*What is being asked:* Word for word, copy all the data and drop the pictures.
===============
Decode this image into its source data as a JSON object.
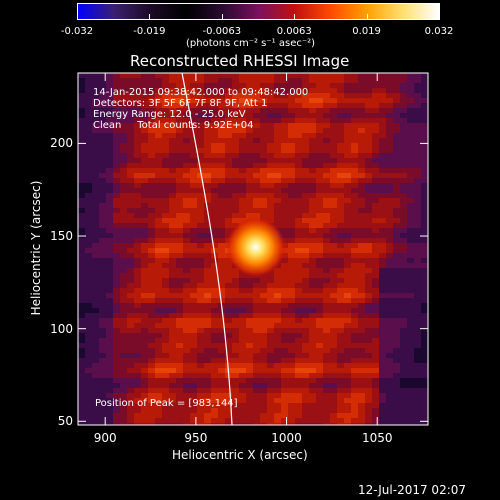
{
  "colorbar": {
    "ticks": [
      "-0.032",
      "-0.019",
      "-0.0063",
      "0.0063",
      "0.019",
      "0.032"
    ],
    "units_text": "(photons cm⁻² s⁻¹ asec⁻²)",
    "stops": [
      "#0000ff",
      "#3a2070",
      "#1c0a26",
      "#000000",
      "#2a0a30",
      "#7a1060",
      "#c01010",
      "#ff4a00",
      "#ffa000",
      "#ffe070",
      "#ffffff"
    ]
  },
  "chart_data": {
    "type": "heatmap",
    "title": "Reconstructed RHESSI Image",
    "xlabel": "Heliocentric X (arcsec)",
    "ylabel": "Heliocentric Y (arcsec)",
    "xlim": [
      885,
      1078
    ],
    "ylim": [
      48,
      238
    ],
    "xticks": [
      900,
      950,
      1000,
      1050
    ],
    "yticks": [
      50,
      100,
      150,
      200
    ],
    "peak": {
      "x": 983,
      "y": 144
    },
    "info_lines": [
      "14-Jan-2015 09:38:42.000 to 09:48:42.000",
      "Detectors: 3F 5F 6F 7F 8F 9F, Att 1",
      "Energy Range: 12.0 - 25.0 keV",
      "Clean     Total counts: 9.92E+04"
    ],
    "peak_annotation": "Position of Peak = [983,144]",
    "limb_color": "#ffffff"
  },
  "timestamp": "12-Jul-2017 02:07"
}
===============
*Answer for this exercise:*
Decode this image into its source data as a JSON object.
{
  "colorbar": {
    "ticks": [
      "-0.032",
      "-0.019",
      "-0.0063",
      "0.0063",
      "0.019",
      "0.032"
    ],
    "units_text": "(photons cm⁻² s⁻¹ asec⁻²)",
    "stops": [
      "#0000ff",
      "#3a2070",
      "#1c0a26",
      "#000000",
      "#2a0a30",
      "#7a1060",
      "#c01010",
      "#ff4a00",
      "#ffa000",
      "#ffe070",
      "#ffffff"
    ]
  },
  "chart_data": {
    "type": "heatmap",
    "title": "Reconstructed RHESSI Image",
    "xlabel": "Heliocentric X (arcsec)",
    "ylabel": "Heliocentric Y (arcsec)",
    "xlim": [
      885,
      1078
    ],
    "ylim": [
      48,
      238
    ],
    "xticks": [
      900,
      950,
      1000,
      1050
    ],
    "yticks": [
      50,
      100,
      150,
      200
    ],
    "peak": {
      "x": 983,
      "y": 144
    },
    "info_lines": [
      "14-Jan-2015 09:38:42.000 to 09:48:42.000",
      "Detectors: 3F 5F 6F 7F 8F 9F, Att 1",
      "Energy Range: 12.0 - 25.0 keV",
      "Clean     Total counts: 9.92E+04"
    ],
    "peak_annotation": "Position of Peak = [983,144]",
    "limb_color": "#ffffff"
  },
  "timestamp": "12-Jul-2017 02:07"
}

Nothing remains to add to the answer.